## EXERCISE TASKS:
1. Rewrite the paragraph beginning "When your an employed drunk" from the account of drinking below as a short bulleted list, keeping its main facts.
2. In the account of drinking below, what amount does the unemployed drinker feel guilty about spending every few days?
3. Pick up the account of drinking below right after its last sentence and continue it.

## DOCUMENT EXTRACT:
——
When your an employed drunk you start putting your ATM card in for cash so your partner doesn't notice, if your alone it feels better that the guy across the counter doesn't really know your name. You find several stores to buy from so it only looks like your buying every few days that's not so bad is it?.... You hide it in your garage or mask it as something else.
When your an unemployed drunk you feel guilt because you know that 14.00 every few days is wrong but you do it or you cut down to just a six pack but you wake the next and the little F*ck-it voice says "oh ****".

I know what it's like to have a high paying, high profile job (which no I didn't lose to drinking) and I know what it's like to pawn one of the most wonderful pcs of jewerly I have ever owned not only to drink but to make my life what I thought it was suppose to be or even to survive. I know what it's like to give up everything because the person who you wake up with is worth more than what you own, or the friends you have at that time.
——
## RECORD EXCERPTS:
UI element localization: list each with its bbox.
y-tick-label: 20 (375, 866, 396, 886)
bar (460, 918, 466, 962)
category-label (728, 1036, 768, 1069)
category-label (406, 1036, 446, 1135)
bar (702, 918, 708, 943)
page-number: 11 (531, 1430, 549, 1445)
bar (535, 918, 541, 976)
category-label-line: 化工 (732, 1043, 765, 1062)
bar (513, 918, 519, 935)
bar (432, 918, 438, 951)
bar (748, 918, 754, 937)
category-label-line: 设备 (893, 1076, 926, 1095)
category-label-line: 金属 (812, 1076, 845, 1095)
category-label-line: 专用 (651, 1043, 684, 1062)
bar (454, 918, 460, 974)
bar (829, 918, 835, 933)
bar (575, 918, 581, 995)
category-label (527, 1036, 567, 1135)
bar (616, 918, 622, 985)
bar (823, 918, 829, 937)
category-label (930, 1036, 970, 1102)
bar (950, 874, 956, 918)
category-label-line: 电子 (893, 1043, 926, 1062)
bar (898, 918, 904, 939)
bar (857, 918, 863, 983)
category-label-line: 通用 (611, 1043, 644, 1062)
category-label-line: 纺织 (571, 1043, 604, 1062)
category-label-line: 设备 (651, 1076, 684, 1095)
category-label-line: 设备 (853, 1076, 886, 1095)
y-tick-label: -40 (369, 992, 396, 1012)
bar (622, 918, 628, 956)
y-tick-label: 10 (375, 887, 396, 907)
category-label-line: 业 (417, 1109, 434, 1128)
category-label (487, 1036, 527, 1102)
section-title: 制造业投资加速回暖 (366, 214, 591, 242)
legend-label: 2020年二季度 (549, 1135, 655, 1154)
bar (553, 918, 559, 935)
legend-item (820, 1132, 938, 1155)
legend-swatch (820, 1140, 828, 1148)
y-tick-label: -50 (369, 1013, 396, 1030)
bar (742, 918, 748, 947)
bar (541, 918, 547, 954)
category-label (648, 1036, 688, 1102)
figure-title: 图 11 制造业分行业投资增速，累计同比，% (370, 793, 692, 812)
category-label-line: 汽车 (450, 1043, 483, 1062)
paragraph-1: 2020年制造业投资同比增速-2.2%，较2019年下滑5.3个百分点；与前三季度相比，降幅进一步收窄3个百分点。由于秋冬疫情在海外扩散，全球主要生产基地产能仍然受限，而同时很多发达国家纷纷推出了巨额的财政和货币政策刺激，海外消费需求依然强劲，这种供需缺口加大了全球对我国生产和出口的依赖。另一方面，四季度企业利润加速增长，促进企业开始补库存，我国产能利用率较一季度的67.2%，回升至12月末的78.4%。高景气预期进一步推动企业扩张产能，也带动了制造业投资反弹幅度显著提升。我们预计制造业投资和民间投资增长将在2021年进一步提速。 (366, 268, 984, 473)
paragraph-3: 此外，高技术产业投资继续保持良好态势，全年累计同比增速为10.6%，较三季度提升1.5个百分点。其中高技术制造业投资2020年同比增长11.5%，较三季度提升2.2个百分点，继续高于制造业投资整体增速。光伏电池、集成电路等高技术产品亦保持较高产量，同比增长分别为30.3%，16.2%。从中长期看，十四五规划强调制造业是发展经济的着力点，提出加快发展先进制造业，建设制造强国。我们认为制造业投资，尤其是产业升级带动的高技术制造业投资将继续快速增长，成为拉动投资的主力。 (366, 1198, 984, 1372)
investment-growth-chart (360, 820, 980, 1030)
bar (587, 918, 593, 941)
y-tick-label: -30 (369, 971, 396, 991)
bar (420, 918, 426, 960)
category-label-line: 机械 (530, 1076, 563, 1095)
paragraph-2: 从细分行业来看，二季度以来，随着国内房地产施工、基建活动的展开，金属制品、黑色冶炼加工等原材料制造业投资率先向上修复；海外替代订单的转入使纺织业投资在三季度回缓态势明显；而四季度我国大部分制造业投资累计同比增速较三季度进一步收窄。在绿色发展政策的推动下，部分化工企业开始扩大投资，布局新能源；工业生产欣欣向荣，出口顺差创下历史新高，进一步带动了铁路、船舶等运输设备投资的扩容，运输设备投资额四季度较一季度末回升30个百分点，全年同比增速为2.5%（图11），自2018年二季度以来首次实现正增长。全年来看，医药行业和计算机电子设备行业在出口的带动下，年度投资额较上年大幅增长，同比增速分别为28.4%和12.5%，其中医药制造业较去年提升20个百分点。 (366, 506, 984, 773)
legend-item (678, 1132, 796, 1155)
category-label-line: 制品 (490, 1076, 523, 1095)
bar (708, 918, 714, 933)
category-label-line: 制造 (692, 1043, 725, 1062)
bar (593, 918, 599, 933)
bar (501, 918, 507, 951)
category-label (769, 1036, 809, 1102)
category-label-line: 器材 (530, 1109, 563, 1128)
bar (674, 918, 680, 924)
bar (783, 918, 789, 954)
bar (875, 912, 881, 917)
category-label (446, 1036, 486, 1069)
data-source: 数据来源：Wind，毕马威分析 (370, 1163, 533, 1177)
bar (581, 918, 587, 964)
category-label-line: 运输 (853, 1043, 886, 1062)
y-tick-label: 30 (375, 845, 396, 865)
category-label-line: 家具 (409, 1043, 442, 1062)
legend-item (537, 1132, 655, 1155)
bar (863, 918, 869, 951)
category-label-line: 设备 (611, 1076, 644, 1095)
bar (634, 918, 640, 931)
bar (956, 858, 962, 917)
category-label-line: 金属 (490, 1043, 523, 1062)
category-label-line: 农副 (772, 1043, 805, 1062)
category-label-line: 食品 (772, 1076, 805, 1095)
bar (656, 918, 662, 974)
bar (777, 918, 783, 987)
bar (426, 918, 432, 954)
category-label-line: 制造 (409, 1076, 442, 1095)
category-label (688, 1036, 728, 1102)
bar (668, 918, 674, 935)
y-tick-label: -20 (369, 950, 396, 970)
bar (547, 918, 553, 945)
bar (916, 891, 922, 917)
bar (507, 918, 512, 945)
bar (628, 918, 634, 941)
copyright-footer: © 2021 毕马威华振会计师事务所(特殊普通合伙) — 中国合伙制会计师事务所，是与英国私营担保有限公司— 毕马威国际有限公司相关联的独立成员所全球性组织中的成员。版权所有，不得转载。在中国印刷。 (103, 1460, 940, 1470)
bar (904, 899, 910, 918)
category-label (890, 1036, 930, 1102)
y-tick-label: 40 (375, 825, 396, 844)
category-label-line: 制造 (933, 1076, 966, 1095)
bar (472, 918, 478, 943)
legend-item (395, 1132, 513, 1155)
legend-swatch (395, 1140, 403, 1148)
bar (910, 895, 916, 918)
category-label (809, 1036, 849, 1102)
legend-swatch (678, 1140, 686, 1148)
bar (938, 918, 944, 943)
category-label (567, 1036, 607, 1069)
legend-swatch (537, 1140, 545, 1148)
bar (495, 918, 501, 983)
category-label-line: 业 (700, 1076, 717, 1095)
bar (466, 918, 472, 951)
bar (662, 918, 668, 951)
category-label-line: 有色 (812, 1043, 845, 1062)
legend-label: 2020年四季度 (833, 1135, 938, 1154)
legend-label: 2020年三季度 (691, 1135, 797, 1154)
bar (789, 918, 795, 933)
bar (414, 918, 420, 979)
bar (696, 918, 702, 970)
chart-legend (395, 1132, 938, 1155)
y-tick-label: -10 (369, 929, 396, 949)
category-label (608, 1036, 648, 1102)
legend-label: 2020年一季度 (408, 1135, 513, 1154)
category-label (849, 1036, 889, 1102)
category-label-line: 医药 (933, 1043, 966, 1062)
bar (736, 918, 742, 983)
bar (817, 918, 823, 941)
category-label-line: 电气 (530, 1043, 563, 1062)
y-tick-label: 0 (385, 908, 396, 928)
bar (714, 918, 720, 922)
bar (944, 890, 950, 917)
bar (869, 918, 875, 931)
——
## OUTPUTS FOR THE TASKS:
1.
- An employed drinker uses the ATM card to get cash so a partner won't notice.
- Someone living alone feels better that the clerk doesn't really know their name.
- Alcohol is bought at several stores, so each one only sees a purchase every few days.
- The drink is hidden in the garage or disguised as something else.

2. 14.00 every few days.

3.
Tonight I can tell Mr. P that though I didn't drink today, I might one day (soon tough week next week), He will find AGAIN the Mrs. P he fell deeply in love with and never leaves her side. And that AGAIN we will get a place where a 30 day of NAL will last us for 6 months and not 25 days because I had to double up. And that AGAIN he will not find me drunk, taking money out of his wallet and cashing in change because I stayed so drunk for 3 months I didn't remember doing it.

If you are spouse, please let me tell you - no man in his right man would do this for a women and everytime I dry out and it hurts so bad that I can stand up he tells me he's sorry. Even when he tells me he going to leave me, he stays with me because I'm worth but he tells me that he's worth it too. Even before I was a drunk I wasn't an easy women, but even drunk I always try and take care of him. His saying to me is "He loved her for almost everything she was and that was enough for her to let him stay for a very long time" BTW his name is David.

Before things got rough I had days and weeks of being AF, I never thought about it. In fact I forgot I had a drinking problem. I was me again because I knew if the little voice went off, I could shut it up and move on. Will it be a lifetime of NAL sure but if you make it to your goal if it's a few a day, once a week, once a month, once a year or never again.... It's better than where you started? All the sudden I forgot I was an alcoholic and I was more important than the bottle.

Today I went to my mailbox and I cried because people I didn't know cared and understood that more than the ones I know and for the first time in months I have hope.

Emerald (Providence)
sorry if my grammer is off but it's hard to type when your crying.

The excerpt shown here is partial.